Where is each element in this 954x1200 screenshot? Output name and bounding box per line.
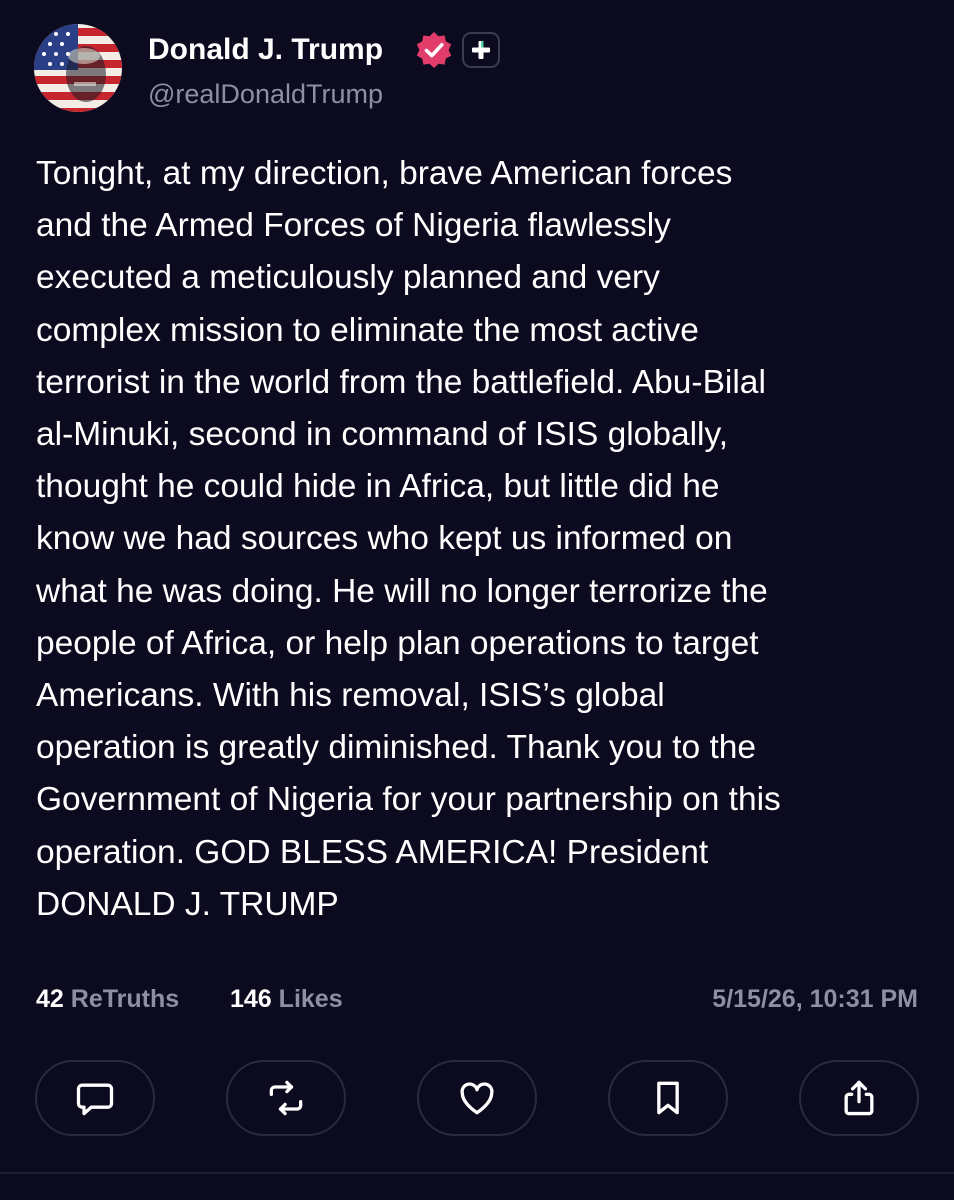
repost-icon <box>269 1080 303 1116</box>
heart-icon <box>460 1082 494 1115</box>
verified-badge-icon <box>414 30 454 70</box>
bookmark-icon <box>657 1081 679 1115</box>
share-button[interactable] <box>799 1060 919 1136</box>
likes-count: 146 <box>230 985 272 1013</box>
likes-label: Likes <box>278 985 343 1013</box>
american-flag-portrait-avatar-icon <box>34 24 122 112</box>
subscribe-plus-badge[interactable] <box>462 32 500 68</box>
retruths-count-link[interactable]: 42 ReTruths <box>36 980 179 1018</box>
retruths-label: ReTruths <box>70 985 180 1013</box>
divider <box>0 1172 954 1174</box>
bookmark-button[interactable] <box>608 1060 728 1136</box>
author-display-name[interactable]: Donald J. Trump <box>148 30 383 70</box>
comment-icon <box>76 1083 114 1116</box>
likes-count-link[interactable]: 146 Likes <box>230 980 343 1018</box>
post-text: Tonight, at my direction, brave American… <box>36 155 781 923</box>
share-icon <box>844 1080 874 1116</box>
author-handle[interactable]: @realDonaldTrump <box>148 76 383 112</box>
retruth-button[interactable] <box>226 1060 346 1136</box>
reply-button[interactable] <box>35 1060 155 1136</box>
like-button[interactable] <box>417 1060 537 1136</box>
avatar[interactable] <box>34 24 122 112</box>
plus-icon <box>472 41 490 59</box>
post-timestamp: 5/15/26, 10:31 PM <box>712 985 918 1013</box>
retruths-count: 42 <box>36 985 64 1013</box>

########

■ **Request**: Count the lines in the material above that contain the string "badge", and state only the number.

■ **Solved problem**: 2